Consegna | Riscrivi i dati sostituendo ogni occorrenza di "data-point-manufacturing" con "data-point-industria" e lascia invariato tutto il resto.

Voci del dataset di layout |
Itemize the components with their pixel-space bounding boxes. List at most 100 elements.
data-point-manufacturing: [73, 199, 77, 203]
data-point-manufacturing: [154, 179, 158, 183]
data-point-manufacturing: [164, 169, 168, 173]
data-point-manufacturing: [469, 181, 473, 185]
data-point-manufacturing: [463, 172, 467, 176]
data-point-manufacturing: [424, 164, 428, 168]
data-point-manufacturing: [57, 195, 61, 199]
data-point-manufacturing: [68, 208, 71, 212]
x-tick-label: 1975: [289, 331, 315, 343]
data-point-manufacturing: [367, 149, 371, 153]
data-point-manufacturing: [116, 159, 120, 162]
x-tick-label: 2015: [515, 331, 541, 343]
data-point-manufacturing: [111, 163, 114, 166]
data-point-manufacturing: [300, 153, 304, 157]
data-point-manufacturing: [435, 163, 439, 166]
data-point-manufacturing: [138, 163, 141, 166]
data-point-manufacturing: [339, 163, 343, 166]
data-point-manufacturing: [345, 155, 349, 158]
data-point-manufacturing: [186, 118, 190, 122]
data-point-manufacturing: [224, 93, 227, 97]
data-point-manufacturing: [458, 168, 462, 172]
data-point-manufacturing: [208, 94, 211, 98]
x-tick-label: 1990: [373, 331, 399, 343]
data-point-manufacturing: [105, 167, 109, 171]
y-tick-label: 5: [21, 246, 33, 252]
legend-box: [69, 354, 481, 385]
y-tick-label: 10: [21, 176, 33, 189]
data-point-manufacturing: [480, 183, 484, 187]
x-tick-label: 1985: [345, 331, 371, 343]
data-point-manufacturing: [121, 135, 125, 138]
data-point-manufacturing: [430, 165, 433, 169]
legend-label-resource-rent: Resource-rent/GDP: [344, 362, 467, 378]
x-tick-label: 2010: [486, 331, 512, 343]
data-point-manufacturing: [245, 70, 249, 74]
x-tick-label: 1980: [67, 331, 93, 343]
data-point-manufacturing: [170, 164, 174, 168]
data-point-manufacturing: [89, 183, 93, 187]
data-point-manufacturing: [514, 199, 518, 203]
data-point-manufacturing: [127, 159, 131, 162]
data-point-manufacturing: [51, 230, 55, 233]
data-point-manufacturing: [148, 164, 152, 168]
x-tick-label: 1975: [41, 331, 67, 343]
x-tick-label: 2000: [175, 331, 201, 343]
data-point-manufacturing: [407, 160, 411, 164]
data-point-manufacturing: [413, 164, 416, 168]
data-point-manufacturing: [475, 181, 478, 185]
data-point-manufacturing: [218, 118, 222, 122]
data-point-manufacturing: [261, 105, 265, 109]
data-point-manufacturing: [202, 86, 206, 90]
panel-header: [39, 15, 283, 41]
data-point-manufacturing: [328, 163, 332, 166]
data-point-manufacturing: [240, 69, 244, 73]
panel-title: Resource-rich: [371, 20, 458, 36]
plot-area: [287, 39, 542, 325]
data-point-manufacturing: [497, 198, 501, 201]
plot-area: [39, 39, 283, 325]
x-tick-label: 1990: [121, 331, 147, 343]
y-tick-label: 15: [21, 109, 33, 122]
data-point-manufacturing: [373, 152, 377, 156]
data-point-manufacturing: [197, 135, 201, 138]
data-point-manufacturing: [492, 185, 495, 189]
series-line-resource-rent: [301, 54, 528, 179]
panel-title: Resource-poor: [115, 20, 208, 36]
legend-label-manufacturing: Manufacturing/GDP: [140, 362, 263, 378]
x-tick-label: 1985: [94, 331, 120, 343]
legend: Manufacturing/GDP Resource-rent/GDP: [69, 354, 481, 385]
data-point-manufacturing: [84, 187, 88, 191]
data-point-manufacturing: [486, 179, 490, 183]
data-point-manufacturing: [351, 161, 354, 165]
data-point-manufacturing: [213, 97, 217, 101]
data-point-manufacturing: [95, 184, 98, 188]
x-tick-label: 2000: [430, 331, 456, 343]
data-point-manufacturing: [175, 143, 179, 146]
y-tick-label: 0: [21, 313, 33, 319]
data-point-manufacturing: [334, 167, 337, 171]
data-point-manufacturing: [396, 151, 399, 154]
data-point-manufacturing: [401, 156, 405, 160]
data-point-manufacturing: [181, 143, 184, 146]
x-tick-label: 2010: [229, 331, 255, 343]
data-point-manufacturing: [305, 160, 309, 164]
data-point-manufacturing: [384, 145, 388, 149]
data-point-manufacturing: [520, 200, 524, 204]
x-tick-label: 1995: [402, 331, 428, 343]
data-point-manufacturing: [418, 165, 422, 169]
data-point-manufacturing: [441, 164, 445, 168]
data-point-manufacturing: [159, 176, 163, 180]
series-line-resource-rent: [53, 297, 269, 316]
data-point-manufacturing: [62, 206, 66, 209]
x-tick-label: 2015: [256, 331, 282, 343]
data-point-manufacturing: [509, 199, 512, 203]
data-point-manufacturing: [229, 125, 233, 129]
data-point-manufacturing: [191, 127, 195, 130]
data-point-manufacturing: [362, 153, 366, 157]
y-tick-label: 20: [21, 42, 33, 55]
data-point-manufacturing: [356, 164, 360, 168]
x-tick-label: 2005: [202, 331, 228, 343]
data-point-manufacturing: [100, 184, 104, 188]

Risposta |
Itemize the components with their pixel-space bounding boxes. List at most 100 elements.
data-point-industria: [73, 199, 77, 203]
data-point-industria: [154, 179, 158, 183]
data-point-industria: [164, 169, 168, 173]
data-point-industria: [469, 181, 473, 185]
data-point-industria: [463, 172, 467, 176]
data-point-industria: [424, 164, 428, 168]
data-point-industria: [57, 195, 61, 199]
data-point-industria: [68, 208, 71, 212]
x-tick-label: 1975: [289, 331, 315, 343]
data-point-industria: [367, 149, 371, 153]
data-point-industria: [116, 159, 120, 162]
x-tick-label: 2015: [515, 331, 541, 343]
data-point-industria: [111, 163, 114, 166]
data-point-industria: [300, 153, 304, 157]
data-point-industria: [435, 163, 439, 166]
data-point-industria: [138, 163, 141, 166]
data-point-industria: [339, 163, 343, 166]
data-point-industria: [345, 155, 349, 158]
data-point-industria: [186, 118, 190, 122]
data-point-industria: [224, 93, 227, 97]
data-point-industria: [458, 168, 462, 172]
data-point-industria: [208, 94, 211, 98]
x-tick-label: 1990: [373, 331, 399, 343]
data-point-industria: [105, 167, 109, 171]
y-tick-label: 5: [21, 246, 33, 252]
legend-box: [69, 354, 481, 385]
y-tick-label: 10: [21, 176, 33, 189]
data-point-industria: [480, 183, 484, 187]
x-tick-label: 1985: [345, 331, 371, 343]
data-point-industria: [121, 135, 125, 138]
data-point-industria: [430, 165, 433, 169]
legend-label-resource-rent: Resource-rent/GDP: [344, 362, 467, 378]
x-tick-label: 2010: [486, 331, 512, 343]
data-point-industria: [245, 70, 249, 74]
x-tick-label: 1980: [67, 331, 93, 343]
data-point-industria: [170, 164, 174, 168]
data-point-industria: [89, 183, 93, 187]
data-point-industria: [514, 199, 518, 203]
data-point-industria: [127, 159, 131, 162]
data-point-industria: [51, 230, 55, 233]
data-point-industria: [148, 164, 152, 168]
x-tick-label: 1975: [41, 331, 67, 343]
x-tick-label: 2000: [175, 331, 201, 343]
data-point-industria: [407, 160, 411, 164]
data-point-industria: [413, 164, 416, 168]
data-point-industria: [475, 181, 478, 185]
data-point-industria: [218, 118, 222, 122]
data-point-industria: [261, 105, 265, 109]
data-point-industria: [202, 86, 206, 90]
panel-header: [39, 15, 283, 41]
data-point-industria: [328, 163, 332, 166]
data-point-industria: [240, 69, 244, 73]
panel-title: Resource-rich: [371, 20, 458, 36]
plot-area: [287, 39, 542, 325]
data-point-industria: [497, 198, 501, 201]
plot-area: [39, 39, 283, 325]
x-tick-label: 1990: [121, 331, 147, 343]
y-tick-label: 15: [21, 109, 33, 122]
data-point-industria: [373, 152, 377, 156]
data-point-industria: [197, 135, 201, 138]
data-point-industria: [492, 185, 495, 189]
series-line-resource-rent: [301, 54, 528, 179]
panel-title: Resource-poor: [115, 20, 208, 36]
legend-label-manufacturing: Manufacturing/GDP: [140, 362, 263, 378]
x-tick-label: 1985: [94, 331, 120, 343]
legend: Manufacturing/GDP Resource-rent/GDP: [69, 354, 481, 385]
data-point-industria: [84, 187, 88, 191]
data-point-industria: [486, 179, 490, 183]
data-point-industria: [351, 161, 354, 165]
data-point-industria: [213, 97, 217, 101]
data-point-industria: [95, 184, 98, 188]
x-tick-label: 2000: [430, 331, 456, 343]
data-point-industria: [175, 143, 179, 146]
y-tick-label: 0: [21, 313, 33, 319]
data-point-industria: [334, 167, 337, 171]
data-point-industria: [396, 151, 399, 154]
data-point-industria: [401, 156, 405, 160]
data-point-industria: [181, 143, 184, 146]
x-tick-label: 2010: [229, 331, 255, 343]
data-point-industria: [305, 160, 309, 164]
data-point-industria: [384, 145, 388, 149]
data-point-industria: [520, 200, 524, 204]
x-tick-label: 1995: [402, 331, 428, 343]
data-point-industria: [418, 165, 422, 169]
data-point-industria: [441, 164, 445, 168]
data-point-industria: [159, 176, 163, 180]
series-line-resource-rent: [53, 297, 269, 316]
data-point-industria: [62, 206, 66, 209]
x-tick-label: 2015: [256, 331, 282, 343]
data-point-industria: [509, 199, 512, 203]
data-point-industria: [229, 125, 233, 129]
data-point-industria: [191, 127, 195, 130]
data-point-industria: [362, 153, 366, 157]
y-tick-label: 20: [21, 42, 33, 55]
data-point-industria: [356, 164, 360, 168]
x-tick-label: 2005: [202, 331, 228, 343]
data-point-industria: [100, 184, 104, 188]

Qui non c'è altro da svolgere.